-- START OF RECORDS FOR THE TASK --
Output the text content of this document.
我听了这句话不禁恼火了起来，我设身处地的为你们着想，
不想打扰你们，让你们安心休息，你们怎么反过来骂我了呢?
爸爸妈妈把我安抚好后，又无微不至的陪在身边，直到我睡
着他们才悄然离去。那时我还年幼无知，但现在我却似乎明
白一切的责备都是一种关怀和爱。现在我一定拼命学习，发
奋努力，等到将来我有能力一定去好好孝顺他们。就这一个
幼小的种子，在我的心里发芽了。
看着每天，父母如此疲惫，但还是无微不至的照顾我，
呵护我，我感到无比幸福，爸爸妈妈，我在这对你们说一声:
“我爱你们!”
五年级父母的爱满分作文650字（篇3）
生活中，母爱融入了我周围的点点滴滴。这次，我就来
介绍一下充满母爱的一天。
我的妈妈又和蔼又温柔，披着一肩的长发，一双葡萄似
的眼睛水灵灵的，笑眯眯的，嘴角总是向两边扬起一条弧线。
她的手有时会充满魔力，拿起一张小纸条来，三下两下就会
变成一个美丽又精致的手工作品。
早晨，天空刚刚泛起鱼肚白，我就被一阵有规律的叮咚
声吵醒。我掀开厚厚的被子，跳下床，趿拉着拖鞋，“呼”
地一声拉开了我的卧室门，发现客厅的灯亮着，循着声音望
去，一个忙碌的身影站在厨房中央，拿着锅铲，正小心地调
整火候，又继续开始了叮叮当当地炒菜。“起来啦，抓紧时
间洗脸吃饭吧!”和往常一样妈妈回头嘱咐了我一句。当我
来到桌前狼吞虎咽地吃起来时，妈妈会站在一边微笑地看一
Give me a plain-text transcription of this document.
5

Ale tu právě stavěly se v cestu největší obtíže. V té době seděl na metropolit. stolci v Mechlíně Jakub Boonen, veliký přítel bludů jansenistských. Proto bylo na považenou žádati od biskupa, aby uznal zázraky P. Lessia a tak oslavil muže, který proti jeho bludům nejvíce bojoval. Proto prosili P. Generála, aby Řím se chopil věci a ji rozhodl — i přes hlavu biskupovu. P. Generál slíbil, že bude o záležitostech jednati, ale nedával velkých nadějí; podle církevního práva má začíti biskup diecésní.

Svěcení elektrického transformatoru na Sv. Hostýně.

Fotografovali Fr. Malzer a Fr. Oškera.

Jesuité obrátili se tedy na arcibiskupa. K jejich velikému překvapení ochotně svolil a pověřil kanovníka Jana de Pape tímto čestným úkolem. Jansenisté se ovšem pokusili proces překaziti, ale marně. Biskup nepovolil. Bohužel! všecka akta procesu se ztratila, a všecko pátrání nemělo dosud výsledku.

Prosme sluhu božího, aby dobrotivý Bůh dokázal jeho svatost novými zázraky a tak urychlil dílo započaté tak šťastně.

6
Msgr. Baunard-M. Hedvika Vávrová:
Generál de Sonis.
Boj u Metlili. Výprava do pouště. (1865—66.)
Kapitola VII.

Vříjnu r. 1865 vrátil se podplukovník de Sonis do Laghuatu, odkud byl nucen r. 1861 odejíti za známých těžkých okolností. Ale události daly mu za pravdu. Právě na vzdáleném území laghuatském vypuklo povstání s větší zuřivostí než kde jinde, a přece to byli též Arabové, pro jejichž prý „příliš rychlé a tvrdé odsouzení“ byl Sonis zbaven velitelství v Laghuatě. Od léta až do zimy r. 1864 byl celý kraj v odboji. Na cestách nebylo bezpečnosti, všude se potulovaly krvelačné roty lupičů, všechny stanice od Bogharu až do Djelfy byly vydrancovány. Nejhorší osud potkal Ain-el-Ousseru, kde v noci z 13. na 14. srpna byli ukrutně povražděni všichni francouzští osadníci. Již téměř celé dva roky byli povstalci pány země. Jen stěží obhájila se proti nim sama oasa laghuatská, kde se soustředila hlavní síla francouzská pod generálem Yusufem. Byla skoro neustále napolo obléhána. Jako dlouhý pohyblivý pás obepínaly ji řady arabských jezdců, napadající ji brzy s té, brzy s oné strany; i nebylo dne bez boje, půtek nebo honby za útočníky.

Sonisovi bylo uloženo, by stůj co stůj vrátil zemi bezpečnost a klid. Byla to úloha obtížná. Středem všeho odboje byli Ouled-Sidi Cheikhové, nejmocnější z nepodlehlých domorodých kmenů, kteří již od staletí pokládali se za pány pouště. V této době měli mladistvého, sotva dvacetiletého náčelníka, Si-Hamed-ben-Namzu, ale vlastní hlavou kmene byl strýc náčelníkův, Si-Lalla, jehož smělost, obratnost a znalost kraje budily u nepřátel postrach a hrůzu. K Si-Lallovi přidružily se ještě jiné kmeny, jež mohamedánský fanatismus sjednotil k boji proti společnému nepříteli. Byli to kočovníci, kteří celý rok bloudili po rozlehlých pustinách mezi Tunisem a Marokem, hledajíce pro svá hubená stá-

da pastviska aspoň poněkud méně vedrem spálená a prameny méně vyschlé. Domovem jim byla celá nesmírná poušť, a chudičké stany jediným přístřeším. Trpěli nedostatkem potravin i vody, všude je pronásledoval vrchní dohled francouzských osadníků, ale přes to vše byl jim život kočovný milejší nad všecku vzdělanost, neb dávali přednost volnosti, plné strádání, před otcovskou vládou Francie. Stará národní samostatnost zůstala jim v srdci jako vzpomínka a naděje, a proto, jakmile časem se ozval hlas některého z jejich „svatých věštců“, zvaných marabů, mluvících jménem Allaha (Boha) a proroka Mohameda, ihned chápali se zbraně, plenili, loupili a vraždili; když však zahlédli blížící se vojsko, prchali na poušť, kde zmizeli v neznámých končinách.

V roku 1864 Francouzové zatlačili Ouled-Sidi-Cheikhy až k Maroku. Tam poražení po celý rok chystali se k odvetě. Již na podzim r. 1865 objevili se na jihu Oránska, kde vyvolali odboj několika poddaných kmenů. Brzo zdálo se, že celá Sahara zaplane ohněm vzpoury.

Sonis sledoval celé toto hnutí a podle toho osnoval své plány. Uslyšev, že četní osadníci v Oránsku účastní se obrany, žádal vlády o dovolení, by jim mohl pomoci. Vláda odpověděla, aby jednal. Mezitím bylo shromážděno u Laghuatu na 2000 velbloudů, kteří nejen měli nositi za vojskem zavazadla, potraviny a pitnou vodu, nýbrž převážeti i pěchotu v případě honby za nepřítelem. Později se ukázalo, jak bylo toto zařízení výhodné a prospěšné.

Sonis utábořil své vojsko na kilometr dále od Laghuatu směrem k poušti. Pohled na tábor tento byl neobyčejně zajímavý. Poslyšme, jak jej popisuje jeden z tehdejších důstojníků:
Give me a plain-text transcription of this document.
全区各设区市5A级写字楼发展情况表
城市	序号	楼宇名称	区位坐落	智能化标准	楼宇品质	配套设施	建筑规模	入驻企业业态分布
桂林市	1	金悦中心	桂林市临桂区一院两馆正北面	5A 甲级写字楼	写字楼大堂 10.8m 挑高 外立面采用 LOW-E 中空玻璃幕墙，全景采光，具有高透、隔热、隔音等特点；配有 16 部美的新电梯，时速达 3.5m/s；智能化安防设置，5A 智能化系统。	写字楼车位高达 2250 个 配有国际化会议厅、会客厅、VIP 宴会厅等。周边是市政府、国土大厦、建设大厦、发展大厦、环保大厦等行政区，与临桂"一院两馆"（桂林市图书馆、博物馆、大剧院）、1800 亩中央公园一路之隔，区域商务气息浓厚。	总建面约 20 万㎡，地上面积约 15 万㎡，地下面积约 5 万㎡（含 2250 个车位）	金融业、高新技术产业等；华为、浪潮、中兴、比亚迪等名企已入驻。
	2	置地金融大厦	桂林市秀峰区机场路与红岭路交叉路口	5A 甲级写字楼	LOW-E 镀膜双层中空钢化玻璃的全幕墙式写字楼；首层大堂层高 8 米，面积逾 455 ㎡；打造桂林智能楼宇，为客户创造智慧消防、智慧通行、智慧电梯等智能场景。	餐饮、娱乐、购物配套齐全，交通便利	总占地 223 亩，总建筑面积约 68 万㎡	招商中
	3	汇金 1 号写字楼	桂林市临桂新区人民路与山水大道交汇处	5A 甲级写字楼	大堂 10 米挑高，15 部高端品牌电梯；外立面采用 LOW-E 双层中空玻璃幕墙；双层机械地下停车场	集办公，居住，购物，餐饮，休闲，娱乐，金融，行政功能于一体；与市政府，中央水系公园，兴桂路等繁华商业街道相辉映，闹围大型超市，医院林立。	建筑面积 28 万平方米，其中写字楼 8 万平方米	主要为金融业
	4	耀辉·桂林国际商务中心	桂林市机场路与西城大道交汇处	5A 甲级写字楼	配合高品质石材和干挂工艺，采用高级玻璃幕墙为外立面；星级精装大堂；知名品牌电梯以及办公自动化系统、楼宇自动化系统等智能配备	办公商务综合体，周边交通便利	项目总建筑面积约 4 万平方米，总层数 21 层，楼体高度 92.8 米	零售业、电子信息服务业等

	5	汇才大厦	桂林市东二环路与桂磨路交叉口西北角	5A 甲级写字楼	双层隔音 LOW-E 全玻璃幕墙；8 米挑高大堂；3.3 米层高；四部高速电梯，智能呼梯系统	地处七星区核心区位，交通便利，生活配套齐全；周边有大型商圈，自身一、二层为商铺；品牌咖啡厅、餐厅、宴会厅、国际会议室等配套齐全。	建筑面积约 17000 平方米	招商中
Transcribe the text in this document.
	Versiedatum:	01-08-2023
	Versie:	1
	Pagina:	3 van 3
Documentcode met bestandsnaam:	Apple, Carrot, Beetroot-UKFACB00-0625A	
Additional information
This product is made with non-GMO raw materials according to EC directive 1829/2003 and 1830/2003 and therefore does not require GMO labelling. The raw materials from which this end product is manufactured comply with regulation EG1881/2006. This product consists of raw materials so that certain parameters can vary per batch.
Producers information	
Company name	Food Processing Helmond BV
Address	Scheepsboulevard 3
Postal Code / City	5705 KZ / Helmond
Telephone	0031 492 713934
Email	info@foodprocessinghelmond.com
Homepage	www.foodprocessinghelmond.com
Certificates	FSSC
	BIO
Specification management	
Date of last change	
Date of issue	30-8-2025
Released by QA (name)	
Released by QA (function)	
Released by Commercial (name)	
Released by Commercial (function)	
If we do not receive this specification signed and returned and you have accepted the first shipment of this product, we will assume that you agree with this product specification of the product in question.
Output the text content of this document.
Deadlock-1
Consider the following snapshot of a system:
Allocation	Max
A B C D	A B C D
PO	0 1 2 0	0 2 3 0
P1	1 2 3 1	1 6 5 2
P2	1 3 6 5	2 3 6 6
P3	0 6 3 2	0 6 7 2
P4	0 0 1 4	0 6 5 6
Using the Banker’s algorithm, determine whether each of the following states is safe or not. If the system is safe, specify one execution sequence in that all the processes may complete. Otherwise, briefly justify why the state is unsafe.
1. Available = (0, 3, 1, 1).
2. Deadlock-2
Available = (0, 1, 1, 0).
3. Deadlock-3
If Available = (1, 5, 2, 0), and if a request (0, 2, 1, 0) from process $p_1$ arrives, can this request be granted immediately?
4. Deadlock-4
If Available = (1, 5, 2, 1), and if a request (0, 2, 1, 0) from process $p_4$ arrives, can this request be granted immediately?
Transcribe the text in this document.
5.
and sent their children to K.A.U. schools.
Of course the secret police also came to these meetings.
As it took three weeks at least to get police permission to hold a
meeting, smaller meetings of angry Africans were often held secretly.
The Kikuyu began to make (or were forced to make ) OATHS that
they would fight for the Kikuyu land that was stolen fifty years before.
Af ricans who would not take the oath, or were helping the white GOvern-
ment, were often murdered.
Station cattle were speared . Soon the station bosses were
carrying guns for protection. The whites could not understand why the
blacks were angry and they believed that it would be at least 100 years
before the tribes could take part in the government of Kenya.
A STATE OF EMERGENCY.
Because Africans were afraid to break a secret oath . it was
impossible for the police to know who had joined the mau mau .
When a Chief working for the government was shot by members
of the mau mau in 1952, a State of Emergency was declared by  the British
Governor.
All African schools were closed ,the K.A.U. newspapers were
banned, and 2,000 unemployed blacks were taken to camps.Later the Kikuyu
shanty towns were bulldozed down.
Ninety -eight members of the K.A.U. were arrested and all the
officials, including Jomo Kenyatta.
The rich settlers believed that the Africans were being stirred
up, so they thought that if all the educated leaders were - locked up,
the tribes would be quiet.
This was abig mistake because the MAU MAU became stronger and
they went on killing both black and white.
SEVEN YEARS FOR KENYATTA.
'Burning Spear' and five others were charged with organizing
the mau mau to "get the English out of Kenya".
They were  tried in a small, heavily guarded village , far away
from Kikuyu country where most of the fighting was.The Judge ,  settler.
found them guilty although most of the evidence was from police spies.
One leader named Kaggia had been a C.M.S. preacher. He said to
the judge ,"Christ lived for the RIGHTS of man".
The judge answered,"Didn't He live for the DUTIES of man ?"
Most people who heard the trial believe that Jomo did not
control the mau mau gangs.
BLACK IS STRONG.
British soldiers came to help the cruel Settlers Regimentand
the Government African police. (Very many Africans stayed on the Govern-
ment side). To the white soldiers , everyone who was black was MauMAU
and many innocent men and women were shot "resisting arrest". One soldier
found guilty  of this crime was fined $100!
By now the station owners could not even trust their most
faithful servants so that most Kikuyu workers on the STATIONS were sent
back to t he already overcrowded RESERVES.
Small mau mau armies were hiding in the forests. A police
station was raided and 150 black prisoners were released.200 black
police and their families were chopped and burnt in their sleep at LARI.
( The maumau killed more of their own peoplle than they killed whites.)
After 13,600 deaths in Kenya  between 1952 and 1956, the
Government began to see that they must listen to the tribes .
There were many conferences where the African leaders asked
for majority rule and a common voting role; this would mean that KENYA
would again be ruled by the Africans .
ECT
-- END OF RECORDS FOR THE TASK --
■ TASK STATEMENT ■
Pick out every line above that holds the word "police" and copy it.

■ TASK OUTPUT ■
Of course the secret police also came to these meetings.
As it took three weeks at least to get police permission to hold a
impossible for the police to know who had joined the mau mau .
found them guilty although most of the evidence was from police spies.
the Government African police. (Very many Africans stayed on the Govern-
Small mau mau armies were hiding in the forests. A police
police and their families were chopped and burnt in their sleep at LARI.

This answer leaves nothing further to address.